**To do**
Each entry below is to be extracted exactly.

..........

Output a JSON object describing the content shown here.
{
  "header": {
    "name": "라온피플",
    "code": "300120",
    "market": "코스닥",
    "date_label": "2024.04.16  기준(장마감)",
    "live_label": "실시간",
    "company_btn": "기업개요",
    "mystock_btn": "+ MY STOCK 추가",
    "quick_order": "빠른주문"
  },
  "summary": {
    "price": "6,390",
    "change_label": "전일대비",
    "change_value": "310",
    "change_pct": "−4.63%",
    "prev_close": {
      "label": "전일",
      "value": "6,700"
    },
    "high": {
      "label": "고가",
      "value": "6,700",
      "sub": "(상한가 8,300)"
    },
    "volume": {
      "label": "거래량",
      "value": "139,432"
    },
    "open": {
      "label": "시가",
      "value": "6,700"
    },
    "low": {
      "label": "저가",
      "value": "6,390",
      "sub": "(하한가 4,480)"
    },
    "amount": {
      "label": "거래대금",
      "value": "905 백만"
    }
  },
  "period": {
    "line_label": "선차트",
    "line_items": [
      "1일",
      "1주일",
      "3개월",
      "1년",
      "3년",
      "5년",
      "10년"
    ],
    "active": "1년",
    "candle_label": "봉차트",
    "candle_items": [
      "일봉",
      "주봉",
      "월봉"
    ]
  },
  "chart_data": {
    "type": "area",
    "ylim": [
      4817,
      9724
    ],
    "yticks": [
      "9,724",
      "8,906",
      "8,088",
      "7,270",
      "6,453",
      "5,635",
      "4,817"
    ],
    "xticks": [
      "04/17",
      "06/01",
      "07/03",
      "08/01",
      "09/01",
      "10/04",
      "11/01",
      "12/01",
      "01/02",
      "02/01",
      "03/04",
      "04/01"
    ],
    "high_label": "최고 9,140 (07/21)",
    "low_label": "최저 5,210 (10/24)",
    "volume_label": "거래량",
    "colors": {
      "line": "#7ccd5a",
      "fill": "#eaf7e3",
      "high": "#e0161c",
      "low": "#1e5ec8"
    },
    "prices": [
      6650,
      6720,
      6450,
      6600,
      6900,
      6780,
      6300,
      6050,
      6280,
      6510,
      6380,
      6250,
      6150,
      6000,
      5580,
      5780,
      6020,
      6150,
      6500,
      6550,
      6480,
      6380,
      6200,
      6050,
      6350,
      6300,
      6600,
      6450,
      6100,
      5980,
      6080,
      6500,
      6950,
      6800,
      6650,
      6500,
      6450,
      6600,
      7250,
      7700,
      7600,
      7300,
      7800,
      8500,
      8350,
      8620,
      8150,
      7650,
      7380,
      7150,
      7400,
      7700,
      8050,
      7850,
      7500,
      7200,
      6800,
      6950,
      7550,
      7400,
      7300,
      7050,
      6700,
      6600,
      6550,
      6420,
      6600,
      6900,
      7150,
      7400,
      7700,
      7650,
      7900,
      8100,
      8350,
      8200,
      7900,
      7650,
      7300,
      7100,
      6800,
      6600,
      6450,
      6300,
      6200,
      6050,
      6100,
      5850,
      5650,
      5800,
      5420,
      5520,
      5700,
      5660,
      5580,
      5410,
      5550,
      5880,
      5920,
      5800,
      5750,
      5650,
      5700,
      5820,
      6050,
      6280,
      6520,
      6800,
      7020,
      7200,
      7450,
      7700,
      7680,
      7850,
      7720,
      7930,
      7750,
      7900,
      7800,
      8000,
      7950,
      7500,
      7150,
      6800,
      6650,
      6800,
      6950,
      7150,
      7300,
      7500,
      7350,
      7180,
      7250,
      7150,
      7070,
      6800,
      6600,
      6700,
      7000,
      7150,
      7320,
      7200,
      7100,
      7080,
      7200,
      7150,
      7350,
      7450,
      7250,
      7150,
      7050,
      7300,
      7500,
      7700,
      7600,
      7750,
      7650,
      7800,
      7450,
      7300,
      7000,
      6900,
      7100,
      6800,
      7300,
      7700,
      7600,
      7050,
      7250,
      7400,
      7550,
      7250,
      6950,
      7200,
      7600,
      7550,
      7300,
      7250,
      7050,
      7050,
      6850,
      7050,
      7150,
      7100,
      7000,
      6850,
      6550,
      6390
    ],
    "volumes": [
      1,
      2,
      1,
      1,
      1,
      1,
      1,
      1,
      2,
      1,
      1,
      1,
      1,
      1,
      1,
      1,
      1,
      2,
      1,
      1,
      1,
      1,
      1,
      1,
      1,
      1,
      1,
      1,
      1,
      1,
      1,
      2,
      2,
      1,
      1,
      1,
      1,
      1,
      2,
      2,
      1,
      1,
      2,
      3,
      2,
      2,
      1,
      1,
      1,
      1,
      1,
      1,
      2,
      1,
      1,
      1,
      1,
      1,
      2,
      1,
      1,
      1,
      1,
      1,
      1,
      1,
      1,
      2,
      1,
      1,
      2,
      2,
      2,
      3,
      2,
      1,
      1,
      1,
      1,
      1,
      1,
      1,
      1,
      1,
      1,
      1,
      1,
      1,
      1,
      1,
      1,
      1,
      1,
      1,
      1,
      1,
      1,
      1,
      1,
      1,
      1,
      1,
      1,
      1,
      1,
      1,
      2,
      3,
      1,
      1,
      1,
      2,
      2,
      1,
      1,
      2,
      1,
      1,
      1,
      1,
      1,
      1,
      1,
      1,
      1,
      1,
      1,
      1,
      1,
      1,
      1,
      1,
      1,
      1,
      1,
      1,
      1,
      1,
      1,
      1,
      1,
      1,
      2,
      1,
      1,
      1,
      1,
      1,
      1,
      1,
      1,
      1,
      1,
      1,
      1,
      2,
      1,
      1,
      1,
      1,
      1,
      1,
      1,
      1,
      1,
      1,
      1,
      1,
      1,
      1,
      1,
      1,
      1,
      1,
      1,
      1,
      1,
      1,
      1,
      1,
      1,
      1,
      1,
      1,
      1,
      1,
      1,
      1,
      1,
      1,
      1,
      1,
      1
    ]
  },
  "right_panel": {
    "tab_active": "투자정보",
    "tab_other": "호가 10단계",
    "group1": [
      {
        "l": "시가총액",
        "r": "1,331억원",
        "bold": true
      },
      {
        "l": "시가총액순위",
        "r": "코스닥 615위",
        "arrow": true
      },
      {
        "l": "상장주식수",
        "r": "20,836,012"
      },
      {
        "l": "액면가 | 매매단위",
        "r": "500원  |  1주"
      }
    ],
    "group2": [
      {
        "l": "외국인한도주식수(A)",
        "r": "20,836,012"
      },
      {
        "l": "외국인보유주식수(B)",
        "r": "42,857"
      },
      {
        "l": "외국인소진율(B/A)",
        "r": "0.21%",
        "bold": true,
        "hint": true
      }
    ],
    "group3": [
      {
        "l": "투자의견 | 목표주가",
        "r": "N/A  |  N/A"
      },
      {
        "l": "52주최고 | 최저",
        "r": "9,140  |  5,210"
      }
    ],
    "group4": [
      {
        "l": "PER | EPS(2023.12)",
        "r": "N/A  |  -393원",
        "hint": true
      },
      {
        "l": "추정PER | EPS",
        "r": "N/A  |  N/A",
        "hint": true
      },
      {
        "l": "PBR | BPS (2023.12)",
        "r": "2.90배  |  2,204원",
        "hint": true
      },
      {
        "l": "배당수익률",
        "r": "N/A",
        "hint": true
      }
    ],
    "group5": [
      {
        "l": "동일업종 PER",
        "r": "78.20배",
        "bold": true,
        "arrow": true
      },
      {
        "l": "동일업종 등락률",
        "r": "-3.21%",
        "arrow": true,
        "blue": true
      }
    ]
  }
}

..........

**Final result**
Output a JSON object describing the content shown here.
{
  "header": {
    "name": "라온피플",
    "code": "300120",
    "market": "코스닥",
    "date_label": "2024.04.16  기준(장마감)",
    "live_label": "실시간",
    "company_btn": "기업개요",
    "mystock_btn": "+ MY STOCK 추가",
    "quick_order": "빠른주문"
  },
  "summary": {
    "price": "6,390",
    "change_label": "전일대비",
    "change_value": "310",
    "change_pct": "−4.63%",
    "prev_close": {
      "label": "전일",
      "value": "6,700"
    },
    "high": {
      "label": "고가",
      "value": "6,700",
      "sub": "(상한가 8,300)"
    },
    "volume": {
      "label": "거래량",
      "value": "139,432"
    },
    "open": {
      "label": "시가",
      "value": "6,700"
    },
    "low": {
      "label": "저가",
      "value": "6,390",
      "sub": "(하한가 4,480)"
    },
    "amount": {
      "label": "거래대금",
      "value": "905 백만"
    }
  },
  "period": {
    "line_label": "선차트",
    "line_items": [
      "1일",
      "1주일",
      "3개월",
      "1년",
      "3년",
      "5년",
      "10년"
    ],
    "active": "1년",
    "candle_label": "봉차트",
    "candle_items": [
      "일봉",
      "주봉",
      "월봉"
    ]
  },
  "chart_data": {
    "type": "area",
    "ylim": [
      4817,
      9724
    ],
    "yticks": [
      "9,724",
      "8,906",
      "8,088",
      "7,270",
      "6,453",
      "5,635",
      "4,817"
    ],
    "xticks": [
      "04/17",
      "06/01",
      "07/03",
      "08/01",
      "09/01",
      "10/04",
      "11/01",
      "12/01",
      "01/02",
      "02/01",
      "03/04",
      "04/01"
    ],
    "high_label": "최고 9,140 (07/21)",
    "low_label": "최저 5,210 (10/24)",
    "volume_label": "거래량",
    "colors": {
      "line": "#7ccd5a",
      "fill": "#eaf7e3",
      "high": "#e0161c",
      "low": "#1e5ec8"
    },
    "prices": [
      6650,
      6720,
      6450,
      6600,
      6900,
      6780,
      6300,
      6050,
      6280,
      6510,
      6380,
      6250,
      6150,
      6000,
      5580,
      5780,
      6020,
      6150,
      6500,
      6550,
      6480,
      6380,
      6200,
      6050,
      6350,
      6300,
      6600,
      6450,
      6100,
      5980,
      6080,
      6500,
      6950,
      6800,
      6650,
      6500,
      6450,
      6600,
      7250,
      7700,
      7600,
      7300,
      7800,
      8500,
      8350,
      8620,
      8150,
      7650,
      7380,
      7150,
      7400,
      7700,
      8050,
      7850,
      7500,
      7200,
      6800,
      6950,
      7550,
      7400,
      7300,
      7050,
      6700,
      6600,
      6550,
      6420,
      6600,
      6900,
      7150,
      7400,
      7700,
      7650,
      7900,
      8100,
      8350,
      8200,
      7900,
      7650,
      7300,
      7100,
      6800,
      6600,
      6450,
      6300,
      6200,
      6050,
      6100,
      5850,
      5650,
      5800,
      5420,
      5520,
      5700,
      5660,
      5580,
      5410,
      5550,
      5880,
      5920,
      5800,
      5750,
      5650,
      5700,
      5820,
      6050,
      6280,
      6520,
      6800,
      7020,
      7200,
      7450,
      7700,
      7680,
      7850,
      7720,
      7930,
      7750,
      7900,
      7800,
      8000,
      7950,
      7500,
      7150,
      6800,
      6650,
      6800,
      6950,
      7150,
      7300,
      7500,
      7350,
      7180,
      7250,
      7150,
      7070,
      6800,
      6600,
      6700,
      7000,
      7150,
      7320,
      7200,
      7100,
      7080,
      7200,
      7150,
      7350,
      7450,
      7250,
      7150,
      7050,
      7300,
      7500,
      7700,
      7600,
      7750,
      7650,
      7800,
      7450,
      7300,
      7000,
      6900,
      7100,
      6800,
      7300,
      7700,
      7600,
      7050,
      7250,
      7400,
      7550,
      7250,
      6950,
      7200,
      7600,
      7550,
      7300,
      7250,
      7050,
      7050,
      6850,
      7050,
      7150,
      7100,
      7000,
      6850,
      6550,
      6390
    ],
    "volumes": [
      1,
      2,
      1,
      1,
      1,
      1,
      1,
      1,
      2,
      1,
      1,
      1,
      1,
      1,
      1,
      1,
      1,
      2,
      1,
      1,
      1,
      1,
      1,
      1,
      1,
      1,
      1,
      1,
      1,
      1,
      1,
      2,
      2,
      1,
      1,
      1,
      1,
      1,
      2,
      2,
      1,
      1,
      2,
      3,
      2,
      2,
      1,
      1,
      1,
      1,
      1,
      1,
      2,
      1,
      1,
      1,
      1,
      1,
      2,
      1,
      1,
      1,
      1,
      1,
      1,
      1,
      1,
      2,
      1,
      1,
      2,
      2,
      2,
      3,
      2,
      1,
      1,
      1,
      1,
      1,
      1,
      1,
      1,
      1,
      1,
      1,
      1,
      1,
      1,
      1,
      1,
      1,
      1,
      1,
      1,
      1,
      1,
      1,
      1,
      1,
      1,
      1,
      1,
      1,
      1,
      1,
      2,
      3,
      1,
      1,
      1,
      2,
      2,
      1,
      1,
      2,
      1,
      1,
      1,
      1,
      1,
      1,
      1,
      1,
      1,
      1,
      1,
      1,
      1,
      1,
      1,
      1,
      1,
      1,
      1,
      1,
      1,
      1,
      1,
      1,
      1,
      1,
      2,
      1,
      1,
      1,
      1,
      1,
      1,
      1,
      1,
      1,
      1,
      1,
      1,
      2,
      1,
      1,
      1,
      1,
      1,
      1,
      1,
      1,
      1,
      1,
      1,
      1,
      1,
      1,
      1,
      1,
      1,
      1,
      1,
      1,
      1,
      1,
      1,
      1,
      1,
      1,
      1,
      1,
      1,
      1,
      1,
      1,
      1,
      1,
      1,
      1,
      1
    ]
  },
  "right_panel": {
    "tab_active": "투자정보",
    "tab_other": "호가 10단계",
    "group1": [
      {
        "l": "시가총액",
        "r": "1,331억원",
        "bold": true
      },
      {
        "l": "시가총액순위",
        "r": "코스닥 615위",
        "arrow": true
      },
      {
        "l": "상장주식수",
        "r": "20,836,012"
      },
      {
        "l": "액면가 | 매매단위",
        "r": "500원  |  1주"
      }
    ],
    "group2": [
      {
        "l": "외국인한도주식수(A)",
        "r": "20,836,012"
      },
      {
        "l": "외국인보유주식수(B)",
        "r": "42,857"
      },
      {
        "l": "외국인소진율(B/A)",
        "r": "0.21%",
        "bold": true,
        "hint": true
      }
    ],
    "group3": [
      {
        "l": "투자의견 | 목표주가",
        "r": "N/A  |  N/A"
      },
      {
        "l": "52주최고 | 최저",
        "r": "9,140  |  5,210"
      }
    ],
    "group4": [
      {
        "l": "PER | EPS(2023.12)",
        "r": "N/A  |  -393원",
        "hint": true
      },
      {
        "l": "추정PER | EPS",
        "r": "N/A  |  N/A",
        "hint": true
      },
      {
        "l": "PBR | BPS (2023.12)",
        "r": "2.90배  |  2,204원",
        "hint": true
      },
      {
        "l": "배당수익률",
        "r": "N/A",
        "hint": true
      }
    ],
    "group5": [
      {
        "l": "동일업종 PER",
        "r": "78.20배",
        "bold": true,
        "arrow": true
      },
      {
        "l": "동일업종 등락률",
        "r": "-3.21%",
        "arrow": true,
        "blue": true
      }
    ]
  }
}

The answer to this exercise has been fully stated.